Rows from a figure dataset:
------
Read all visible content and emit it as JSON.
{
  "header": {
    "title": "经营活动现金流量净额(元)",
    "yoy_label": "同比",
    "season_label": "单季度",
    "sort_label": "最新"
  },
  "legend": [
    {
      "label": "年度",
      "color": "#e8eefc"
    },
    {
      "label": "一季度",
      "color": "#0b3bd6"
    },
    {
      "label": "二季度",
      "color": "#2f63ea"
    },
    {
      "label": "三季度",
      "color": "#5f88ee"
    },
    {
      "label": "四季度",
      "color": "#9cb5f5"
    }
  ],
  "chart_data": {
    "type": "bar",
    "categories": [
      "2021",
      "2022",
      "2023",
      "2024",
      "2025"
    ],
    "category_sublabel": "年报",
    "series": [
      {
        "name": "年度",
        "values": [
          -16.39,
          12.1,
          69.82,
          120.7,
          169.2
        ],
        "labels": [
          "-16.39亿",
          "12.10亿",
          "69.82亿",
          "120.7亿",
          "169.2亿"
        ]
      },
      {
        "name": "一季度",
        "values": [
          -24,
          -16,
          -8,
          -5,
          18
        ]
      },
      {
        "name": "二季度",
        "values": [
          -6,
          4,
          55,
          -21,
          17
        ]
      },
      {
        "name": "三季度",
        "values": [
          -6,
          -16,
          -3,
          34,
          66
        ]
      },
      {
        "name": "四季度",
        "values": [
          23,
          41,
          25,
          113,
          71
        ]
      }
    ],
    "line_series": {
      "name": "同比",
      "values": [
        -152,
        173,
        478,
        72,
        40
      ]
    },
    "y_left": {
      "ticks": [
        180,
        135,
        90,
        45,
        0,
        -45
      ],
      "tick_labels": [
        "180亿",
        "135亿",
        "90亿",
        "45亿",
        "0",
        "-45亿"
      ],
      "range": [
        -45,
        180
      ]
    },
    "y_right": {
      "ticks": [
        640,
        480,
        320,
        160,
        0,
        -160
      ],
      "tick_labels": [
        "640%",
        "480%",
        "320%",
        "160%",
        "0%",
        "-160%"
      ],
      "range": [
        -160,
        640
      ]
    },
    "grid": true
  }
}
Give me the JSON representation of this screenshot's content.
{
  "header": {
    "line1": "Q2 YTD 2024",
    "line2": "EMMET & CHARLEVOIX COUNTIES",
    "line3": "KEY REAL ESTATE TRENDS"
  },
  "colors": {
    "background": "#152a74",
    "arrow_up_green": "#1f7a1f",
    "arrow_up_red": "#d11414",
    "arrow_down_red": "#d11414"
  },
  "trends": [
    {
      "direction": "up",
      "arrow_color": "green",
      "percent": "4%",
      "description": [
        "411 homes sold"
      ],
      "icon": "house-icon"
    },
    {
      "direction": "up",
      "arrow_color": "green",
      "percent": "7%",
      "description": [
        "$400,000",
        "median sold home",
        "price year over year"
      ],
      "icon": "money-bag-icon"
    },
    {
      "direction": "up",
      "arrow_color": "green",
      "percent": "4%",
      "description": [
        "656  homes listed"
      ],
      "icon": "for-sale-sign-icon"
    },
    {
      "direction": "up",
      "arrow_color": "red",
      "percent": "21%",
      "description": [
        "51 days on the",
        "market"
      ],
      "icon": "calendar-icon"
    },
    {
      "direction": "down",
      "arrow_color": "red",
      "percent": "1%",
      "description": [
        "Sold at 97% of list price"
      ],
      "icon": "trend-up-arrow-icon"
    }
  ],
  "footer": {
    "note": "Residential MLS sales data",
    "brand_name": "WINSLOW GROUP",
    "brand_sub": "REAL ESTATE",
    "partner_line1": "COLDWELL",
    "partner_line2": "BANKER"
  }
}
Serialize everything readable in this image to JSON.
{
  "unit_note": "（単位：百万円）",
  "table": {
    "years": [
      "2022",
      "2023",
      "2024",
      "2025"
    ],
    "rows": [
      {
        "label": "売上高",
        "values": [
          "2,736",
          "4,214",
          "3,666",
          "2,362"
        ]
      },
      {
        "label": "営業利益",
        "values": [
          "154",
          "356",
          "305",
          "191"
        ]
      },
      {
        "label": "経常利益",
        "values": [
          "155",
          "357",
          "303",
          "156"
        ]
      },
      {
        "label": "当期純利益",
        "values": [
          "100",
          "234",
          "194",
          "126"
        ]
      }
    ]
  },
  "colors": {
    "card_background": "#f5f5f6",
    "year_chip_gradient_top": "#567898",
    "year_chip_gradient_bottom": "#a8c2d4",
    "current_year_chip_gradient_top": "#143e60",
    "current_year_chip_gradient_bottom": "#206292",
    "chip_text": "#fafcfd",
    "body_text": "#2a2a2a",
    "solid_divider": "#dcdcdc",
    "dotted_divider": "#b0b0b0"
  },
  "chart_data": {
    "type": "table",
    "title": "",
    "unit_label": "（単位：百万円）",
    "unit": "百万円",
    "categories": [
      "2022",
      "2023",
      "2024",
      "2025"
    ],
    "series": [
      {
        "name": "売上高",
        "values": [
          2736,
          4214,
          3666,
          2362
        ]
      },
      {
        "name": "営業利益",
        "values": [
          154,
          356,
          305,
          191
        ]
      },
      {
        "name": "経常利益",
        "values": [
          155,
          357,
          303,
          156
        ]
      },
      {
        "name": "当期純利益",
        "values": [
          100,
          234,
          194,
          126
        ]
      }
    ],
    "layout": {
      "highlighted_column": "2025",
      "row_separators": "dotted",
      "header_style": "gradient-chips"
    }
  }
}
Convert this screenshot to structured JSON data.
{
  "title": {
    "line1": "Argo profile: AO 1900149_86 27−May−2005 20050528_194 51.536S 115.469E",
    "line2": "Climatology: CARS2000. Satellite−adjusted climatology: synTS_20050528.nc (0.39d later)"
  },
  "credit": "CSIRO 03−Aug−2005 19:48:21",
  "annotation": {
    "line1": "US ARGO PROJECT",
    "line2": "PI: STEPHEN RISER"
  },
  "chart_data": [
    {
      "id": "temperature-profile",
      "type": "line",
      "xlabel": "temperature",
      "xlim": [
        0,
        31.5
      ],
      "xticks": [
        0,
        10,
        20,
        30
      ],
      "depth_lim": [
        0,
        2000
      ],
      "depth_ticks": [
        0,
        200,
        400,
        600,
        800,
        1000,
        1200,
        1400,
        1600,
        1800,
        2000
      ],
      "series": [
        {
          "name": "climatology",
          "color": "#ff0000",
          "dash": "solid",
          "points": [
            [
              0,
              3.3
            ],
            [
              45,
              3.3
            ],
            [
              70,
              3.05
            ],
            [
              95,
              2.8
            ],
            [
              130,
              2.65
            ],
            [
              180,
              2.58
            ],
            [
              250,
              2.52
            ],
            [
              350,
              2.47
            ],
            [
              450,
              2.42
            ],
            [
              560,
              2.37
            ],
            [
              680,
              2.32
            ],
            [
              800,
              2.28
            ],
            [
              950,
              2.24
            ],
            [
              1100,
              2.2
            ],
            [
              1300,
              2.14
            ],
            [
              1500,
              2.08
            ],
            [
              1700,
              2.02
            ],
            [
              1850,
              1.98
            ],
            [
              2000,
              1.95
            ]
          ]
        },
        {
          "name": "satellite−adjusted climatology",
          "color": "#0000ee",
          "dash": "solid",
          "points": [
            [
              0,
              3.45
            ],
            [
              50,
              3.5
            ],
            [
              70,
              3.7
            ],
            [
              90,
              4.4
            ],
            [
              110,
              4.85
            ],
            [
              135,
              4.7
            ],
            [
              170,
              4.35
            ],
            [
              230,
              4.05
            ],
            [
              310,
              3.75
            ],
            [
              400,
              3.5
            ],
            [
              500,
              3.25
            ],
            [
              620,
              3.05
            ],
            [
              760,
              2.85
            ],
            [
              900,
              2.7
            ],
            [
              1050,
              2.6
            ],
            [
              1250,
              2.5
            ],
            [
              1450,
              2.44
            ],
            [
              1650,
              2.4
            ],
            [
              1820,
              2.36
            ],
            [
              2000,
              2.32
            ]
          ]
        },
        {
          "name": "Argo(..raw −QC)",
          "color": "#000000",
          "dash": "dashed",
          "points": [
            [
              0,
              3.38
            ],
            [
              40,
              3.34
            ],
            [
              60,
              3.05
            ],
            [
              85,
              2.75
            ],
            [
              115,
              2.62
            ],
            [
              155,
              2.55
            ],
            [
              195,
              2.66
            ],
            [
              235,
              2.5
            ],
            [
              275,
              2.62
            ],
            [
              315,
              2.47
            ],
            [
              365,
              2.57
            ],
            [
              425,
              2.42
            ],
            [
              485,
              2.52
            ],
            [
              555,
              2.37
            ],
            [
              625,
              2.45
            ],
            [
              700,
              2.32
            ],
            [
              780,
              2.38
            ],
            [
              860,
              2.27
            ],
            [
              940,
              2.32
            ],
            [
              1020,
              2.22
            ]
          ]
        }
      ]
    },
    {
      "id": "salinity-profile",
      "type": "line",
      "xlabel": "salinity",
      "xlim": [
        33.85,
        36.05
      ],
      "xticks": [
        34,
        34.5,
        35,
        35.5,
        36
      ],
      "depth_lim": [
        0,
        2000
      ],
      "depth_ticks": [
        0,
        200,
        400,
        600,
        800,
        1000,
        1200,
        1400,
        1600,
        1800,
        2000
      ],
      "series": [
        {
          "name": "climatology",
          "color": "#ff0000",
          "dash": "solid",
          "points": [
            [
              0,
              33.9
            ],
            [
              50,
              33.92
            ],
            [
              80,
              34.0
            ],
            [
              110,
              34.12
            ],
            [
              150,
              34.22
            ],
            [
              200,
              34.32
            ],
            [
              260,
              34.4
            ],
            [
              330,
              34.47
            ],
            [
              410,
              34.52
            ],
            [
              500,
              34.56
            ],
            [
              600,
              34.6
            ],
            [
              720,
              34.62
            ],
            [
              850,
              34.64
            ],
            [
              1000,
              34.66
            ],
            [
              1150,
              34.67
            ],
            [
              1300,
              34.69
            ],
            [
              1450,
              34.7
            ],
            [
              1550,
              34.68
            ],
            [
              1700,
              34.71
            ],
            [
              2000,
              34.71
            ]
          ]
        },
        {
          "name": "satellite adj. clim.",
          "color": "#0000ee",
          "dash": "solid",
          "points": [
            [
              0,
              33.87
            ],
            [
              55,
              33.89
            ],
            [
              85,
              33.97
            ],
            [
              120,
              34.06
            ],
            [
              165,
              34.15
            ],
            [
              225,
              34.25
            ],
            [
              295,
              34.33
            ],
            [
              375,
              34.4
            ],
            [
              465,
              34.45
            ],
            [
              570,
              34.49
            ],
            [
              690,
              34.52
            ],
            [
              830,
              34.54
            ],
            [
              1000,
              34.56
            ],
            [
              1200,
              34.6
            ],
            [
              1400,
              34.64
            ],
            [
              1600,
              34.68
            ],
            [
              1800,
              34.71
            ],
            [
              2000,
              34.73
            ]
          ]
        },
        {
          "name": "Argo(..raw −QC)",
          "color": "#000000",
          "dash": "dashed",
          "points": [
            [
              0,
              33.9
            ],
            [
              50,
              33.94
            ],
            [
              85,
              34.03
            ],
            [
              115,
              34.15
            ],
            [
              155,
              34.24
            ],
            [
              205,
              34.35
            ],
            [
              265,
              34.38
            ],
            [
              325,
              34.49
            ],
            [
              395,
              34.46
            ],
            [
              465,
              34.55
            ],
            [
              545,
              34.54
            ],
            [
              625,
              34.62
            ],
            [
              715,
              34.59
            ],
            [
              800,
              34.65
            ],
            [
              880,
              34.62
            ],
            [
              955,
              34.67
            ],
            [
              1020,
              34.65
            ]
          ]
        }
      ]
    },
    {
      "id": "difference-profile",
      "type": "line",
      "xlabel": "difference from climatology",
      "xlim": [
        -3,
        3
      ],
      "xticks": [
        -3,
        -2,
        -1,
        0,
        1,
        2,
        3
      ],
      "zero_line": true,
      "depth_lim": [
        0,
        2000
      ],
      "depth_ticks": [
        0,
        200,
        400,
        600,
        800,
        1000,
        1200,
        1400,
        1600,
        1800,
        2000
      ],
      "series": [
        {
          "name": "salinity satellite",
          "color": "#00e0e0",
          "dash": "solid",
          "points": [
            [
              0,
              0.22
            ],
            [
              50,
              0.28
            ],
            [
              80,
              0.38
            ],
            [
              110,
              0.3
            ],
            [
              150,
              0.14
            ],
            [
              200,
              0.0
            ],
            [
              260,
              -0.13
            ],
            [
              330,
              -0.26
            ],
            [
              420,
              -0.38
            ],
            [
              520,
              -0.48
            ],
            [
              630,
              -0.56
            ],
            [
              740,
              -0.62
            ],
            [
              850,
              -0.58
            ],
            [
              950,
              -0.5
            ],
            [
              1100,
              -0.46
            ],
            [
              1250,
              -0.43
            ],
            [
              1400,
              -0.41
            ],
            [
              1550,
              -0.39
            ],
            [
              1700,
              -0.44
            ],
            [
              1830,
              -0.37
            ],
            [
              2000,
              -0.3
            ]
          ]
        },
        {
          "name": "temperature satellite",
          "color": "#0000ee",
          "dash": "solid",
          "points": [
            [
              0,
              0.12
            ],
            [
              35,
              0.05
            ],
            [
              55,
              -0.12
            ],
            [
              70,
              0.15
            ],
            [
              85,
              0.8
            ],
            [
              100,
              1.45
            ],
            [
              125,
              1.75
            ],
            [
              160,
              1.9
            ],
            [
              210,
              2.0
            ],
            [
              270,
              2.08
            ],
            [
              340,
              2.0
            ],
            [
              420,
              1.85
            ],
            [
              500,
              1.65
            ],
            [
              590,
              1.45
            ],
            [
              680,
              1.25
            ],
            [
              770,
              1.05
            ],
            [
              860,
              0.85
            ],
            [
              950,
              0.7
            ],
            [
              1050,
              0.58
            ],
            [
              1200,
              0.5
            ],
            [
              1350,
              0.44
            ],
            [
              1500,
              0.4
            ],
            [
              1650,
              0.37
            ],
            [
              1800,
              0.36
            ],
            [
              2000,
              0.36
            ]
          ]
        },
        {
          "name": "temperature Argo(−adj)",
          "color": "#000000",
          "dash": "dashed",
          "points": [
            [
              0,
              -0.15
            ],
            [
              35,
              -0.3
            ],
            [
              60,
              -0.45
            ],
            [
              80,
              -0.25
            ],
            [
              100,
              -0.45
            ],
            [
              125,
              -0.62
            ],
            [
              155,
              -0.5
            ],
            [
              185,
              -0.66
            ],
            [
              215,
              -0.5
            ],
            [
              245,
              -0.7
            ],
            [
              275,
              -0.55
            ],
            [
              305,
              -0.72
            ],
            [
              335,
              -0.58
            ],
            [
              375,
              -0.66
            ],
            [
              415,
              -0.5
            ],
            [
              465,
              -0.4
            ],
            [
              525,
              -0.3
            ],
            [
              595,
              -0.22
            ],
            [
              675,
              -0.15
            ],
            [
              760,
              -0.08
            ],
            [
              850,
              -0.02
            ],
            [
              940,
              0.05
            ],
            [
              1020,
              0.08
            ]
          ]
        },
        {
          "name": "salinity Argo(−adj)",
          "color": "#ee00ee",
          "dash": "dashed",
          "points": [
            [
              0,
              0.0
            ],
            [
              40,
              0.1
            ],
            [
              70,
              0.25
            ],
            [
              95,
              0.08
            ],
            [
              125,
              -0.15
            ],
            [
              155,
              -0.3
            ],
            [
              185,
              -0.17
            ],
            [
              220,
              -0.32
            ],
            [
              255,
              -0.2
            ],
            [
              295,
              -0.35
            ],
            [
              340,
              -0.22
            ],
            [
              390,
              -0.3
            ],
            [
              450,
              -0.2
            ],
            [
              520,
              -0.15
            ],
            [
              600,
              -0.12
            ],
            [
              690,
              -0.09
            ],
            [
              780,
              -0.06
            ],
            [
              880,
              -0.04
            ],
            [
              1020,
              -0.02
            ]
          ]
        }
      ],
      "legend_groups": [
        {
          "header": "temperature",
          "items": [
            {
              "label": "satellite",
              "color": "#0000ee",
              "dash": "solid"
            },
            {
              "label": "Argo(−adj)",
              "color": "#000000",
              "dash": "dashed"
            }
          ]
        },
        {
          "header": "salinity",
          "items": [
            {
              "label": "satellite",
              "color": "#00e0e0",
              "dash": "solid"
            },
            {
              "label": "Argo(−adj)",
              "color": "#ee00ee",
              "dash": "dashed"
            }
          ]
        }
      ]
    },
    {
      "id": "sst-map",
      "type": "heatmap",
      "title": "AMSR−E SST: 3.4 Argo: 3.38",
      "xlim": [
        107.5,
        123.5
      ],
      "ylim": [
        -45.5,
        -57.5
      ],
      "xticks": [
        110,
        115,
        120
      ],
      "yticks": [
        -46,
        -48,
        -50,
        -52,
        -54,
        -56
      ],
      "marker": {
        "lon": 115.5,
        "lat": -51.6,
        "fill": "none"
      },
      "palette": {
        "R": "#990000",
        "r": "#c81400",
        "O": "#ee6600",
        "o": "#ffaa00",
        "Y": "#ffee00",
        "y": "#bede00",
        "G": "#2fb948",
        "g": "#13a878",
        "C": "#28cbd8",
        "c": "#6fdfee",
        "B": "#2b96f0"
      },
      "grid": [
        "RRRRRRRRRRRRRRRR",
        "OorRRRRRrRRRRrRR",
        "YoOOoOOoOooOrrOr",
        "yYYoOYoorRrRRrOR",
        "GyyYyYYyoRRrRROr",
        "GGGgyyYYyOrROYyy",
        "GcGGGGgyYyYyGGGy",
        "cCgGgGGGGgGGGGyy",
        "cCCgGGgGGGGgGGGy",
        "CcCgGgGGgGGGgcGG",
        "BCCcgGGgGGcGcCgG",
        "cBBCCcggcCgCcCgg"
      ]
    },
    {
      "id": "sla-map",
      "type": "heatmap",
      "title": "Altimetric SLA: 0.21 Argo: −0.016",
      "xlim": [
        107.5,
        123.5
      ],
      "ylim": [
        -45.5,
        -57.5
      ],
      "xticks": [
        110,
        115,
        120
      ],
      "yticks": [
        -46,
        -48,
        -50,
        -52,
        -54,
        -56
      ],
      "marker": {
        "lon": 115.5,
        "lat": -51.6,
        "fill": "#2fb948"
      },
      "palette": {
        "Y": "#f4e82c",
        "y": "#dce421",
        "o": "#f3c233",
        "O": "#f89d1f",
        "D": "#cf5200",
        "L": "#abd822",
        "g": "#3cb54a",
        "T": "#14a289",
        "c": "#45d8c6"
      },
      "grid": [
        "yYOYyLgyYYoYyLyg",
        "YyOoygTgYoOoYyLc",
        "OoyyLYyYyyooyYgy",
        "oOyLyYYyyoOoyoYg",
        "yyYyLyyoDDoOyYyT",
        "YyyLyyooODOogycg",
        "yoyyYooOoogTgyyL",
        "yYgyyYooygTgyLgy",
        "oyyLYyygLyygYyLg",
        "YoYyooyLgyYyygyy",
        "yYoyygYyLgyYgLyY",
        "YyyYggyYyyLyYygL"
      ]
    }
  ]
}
------
Where a line contains the string "price", extract that line.

        "price year over year"
        "Sold at 97% of list price"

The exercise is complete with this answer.